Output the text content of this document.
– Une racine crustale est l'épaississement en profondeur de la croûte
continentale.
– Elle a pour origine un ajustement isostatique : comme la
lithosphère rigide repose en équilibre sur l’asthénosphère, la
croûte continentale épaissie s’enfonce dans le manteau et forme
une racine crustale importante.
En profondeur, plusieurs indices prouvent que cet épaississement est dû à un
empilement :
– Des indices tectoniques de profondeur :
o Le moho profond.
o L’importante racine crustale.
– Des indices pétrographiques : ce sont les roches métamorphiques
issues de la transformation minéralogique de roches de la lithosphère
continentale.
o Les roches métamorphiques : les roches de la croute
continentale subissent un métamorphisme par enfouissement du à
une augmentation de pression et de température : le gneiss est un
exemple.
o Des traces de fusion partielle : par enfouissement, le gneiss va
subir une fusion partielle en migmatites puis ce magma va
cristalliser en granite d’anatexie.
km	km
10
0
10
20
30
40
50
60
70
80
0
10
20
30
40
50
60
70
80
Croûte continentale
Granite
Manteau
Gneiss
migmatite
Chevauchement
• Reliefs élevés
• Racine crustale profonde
┄┄┄┄┄┄┄┄┄┄┄┄┄┄┄┄┄┄┄┄
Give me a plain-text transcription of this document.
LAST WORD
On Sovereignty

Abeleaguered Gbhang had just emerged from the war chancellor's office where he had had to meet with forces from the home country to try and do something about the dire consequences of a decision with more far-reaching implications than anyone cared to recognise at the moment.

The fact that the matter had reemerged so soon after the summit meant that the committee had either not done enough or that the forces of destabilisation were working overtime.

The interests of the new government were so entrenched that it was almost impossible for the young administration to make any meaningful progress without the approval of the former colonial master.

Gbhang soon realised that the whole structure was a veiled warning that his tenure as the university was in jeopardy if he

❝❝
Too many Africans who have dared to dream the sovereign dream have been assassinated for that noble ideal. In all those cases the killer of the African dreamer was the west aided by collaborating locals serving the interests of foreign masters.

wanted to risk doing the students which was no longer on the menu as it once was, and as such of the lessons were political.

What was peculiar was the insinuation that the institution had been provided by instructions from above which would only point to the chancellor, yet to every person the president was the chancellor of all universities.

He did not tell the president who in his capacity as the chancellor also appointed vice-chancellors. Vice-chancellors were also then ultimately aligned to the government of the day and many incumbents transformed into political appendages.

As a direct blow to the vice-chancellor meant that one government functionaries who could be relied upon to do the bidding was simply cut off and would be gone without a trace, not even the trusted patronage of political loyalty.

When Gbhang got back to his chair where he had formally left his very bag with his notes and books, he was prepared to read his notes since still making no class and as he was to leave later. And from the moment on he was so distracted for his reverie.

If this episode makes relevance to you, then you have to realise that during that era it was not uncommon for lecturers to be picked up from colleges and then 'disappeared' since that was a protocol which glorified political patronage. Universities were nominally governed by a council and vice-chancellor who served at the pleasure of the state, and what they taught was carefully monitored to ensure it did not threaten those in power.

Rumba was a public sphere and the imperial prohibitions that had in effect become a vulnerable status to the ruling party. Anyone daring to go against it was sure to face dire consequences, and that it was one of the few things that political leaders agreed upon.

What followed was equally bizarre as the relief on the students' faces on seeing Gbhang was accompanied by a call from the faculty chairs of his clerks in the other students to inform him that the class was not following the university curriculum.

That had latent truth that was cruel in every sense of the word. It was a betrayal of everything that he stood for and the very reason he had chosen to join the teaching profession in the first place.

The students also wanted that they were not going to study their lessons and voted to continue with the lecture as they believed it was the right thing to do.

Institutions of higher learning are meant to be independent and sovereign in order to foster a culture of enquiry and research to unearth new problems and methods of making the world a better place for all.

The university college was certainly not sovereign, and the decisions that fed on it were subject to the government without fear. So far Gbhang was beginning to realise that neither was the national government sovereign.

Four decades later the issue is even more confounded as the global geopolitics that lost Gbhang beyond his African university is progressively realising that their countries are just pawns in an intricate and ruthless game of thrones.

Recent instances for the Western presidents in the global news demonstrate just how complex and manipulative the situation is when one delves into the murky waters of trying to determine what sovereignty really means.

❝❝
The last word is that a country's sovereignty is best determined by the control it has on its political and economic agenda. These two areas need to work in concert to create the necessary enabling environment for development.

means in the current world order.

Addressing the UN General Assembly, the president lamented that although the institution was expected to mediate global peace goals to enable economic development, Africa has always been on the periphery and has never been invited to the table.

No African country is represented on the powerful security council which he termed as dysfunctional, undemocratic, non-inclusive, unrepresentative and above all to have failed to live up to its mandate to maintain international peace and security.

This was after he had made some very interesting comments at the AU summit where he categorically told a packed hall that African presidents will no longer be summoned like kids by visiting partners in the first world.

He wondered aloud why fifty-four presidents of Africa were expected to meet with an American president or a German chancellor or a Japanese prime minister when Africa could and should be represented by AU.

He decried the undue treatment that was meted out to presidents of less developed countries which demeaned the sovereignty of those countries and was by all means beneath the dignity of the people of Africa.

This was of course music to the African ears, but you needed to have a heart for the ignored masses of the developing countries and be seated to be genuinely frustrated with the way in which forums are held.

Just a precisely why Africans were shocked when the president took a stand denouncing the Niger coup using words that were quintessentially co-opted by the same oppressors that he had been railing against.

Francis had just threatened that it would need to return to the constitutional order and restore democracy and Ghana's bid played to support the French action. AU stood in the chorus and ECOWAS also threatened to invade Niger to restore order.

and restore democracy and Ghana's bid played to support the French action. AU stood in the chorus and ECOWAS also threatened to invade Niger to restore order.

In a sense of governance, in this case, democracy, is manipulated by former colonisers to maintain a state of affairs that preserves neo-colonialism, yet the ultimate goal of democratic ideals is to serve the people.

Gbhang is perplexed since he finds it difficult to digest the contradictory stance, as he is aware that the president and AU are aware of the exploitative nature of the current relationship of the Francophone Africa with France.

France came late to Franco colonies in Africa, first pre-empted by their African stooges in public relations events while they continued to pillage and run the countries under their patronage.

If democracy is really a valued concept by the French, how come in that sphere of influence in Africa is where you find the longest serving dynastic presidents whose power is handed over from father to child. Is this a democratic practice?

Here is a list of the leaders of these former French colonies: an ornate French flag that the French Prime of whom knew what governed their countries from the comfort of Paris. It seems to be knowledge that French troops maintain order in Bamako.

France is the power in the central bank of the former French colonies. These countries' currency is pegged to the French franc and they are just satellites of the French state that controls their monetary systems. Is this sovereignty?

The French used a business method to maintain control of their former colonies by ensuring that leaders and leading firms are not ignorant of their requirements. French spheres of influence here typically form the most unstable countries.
┄┄┄┄┄┄┄┄┄┄┄┄┄┄┄┄┄┄┄┄
• Written instruction: Pull out each line of the entries that contains "invade".

• Answer in full:
Francis had just threatened that it would need to return to the constitutional order and restore democracy and Ghana's bid played to support the French action. AU stood in the chorus and ECOWAS also threatened to invade Niger to restore order.
and restore democracy and Ghana's bid played to support the French action. AU stood in the chorus and ECOWAS also threatened to invade Niger to restore order.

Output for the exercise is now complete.